**EXERCISE MATERIAL**
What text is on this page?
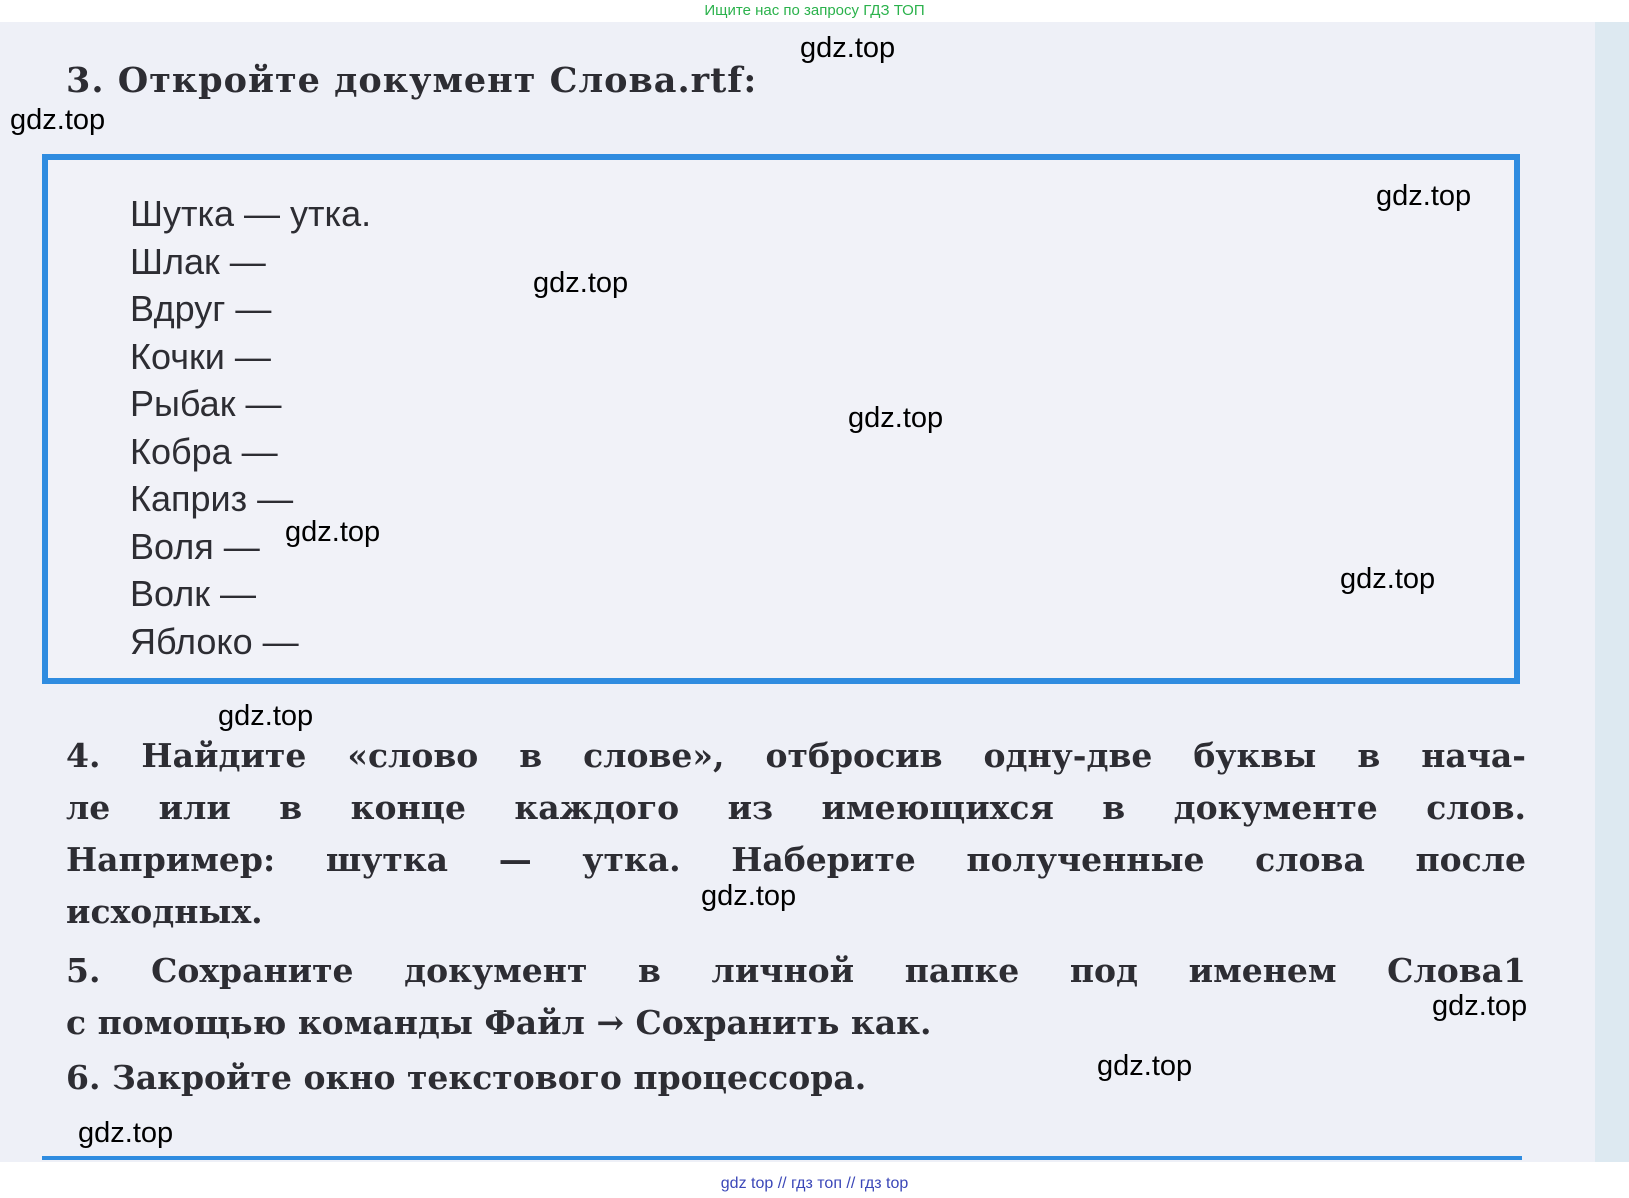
Ищите нас по запросу ГДЗ ТОП
3. Откройте документ Слова.rtf:
Шутка — утка.
Шлак —
Вдруг —
Кочки —
Рыбак —
Кобра —
Каприз —
Воля —
Волк —
Яблоко —
4. Найдите «слово в слове», отбросив одну-две буквы в нача-
ле или в конце каждого из имеющихся в документе слов.
Например: шутка — утка. Наберите полученные слова после
исходных.
5. Сохраните документ в личной папке под именем Слова1
с помощью команды Файл → Сохранить как.
6. Закройте окно текстового процессора.
gdz.top
gdz.top
gdz.top
gdz.top
gdz.top
gdz.top
gdz.top
gdz.top
gdz.top
gdz.top
gdz.top
gdz.top
gdz top // гдз топ // гдз top
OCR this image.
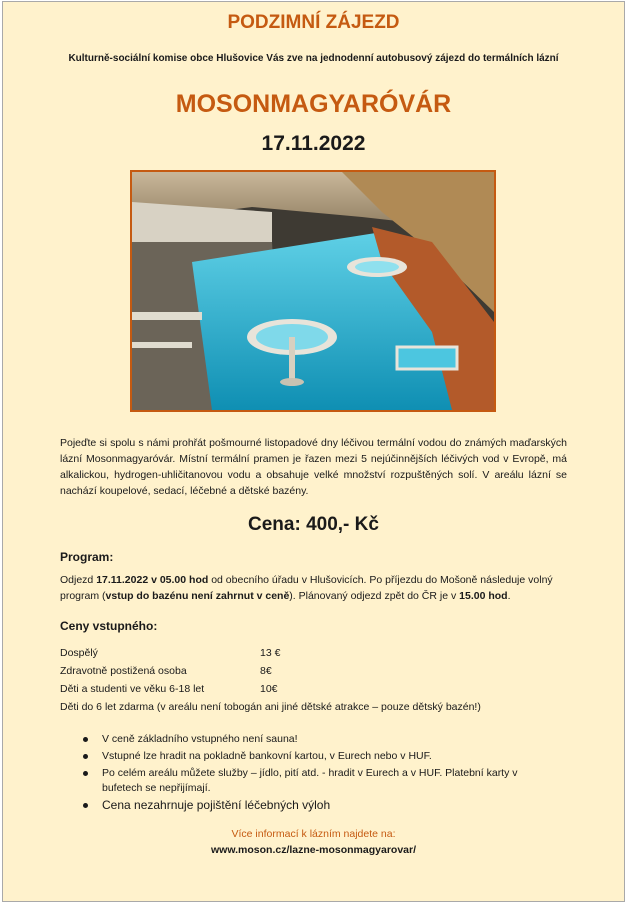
PODZIMNÍ ZÁJEZD
Kulturně-sociální komise obce Hlušovice Vás zve na jednodenní autobusový zájezd do termálních lázní
MOSONMAGYARÓVÁR
17.11.2022
Pojeďte si spolu s námi prohřát pošmourné listopadové dny léčivou termální vodou do známých maďarských lázní Mosonmagyaróvár. Místní termální pramen je řazen mezi 5 nejúčinnějších léčivých vod v Evropě, má alkalickou, hydrogen-uhličitanovou vodu a obsahuje velké množství rozpuštěných solí. V areálu lázní se nachází koupelové, sedací, léčebné a dětské bazény.
Cena: 400,- Kč
Program:
Odjezd 17.11.2022 v 05.00 hod od obecního úřadu v Hlušovicích. Po příjezdu do Mošoně následuje volný program (vstup do bazénu není zahrnut v ceně). Plánovaný odjezd zpět do ČR je v 15.00 hod.
Ceny vstupného:
Dospělý	13 €
Zdravotně postižená osoba	8€
Děti a studenti ve věku 6-18 let	10€
Děti do 6 let zdarma (v areálu není tobogán ani jiné dětské atrakce – pouze dětský bazén!)
V ceně základního vstupného není sauna!
Vstupné lze hradit na pokladně bankovní kartou, v Eurech nebo v HUF.
Po celém areálu můžete služby – jídlo, pití atd. - hradit v Eurech a v HUF. Platební karty v bufetech se nepřijímají.
Cena nezahrnuje pojištění léčebných výloh
Více informací k lázním najdete na:
www.moson.cz/lazne-mosonmagyarovar/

**EXERCISE DESCRIPTION**
Copy each line of the records that contains the word "ceně".

**TASK RESPONSE**
Odjezd 17.11.2022 v 05.00 hod od obecního úřadu v Hlušovicích. Po příjezdu do Mošoně následuje volný program (vstup do bazénu není zahrnut v ceně). Plánovaný odjezd zpět do ČR je v 15.00 hod.
V ceně základního vstupného není sauna!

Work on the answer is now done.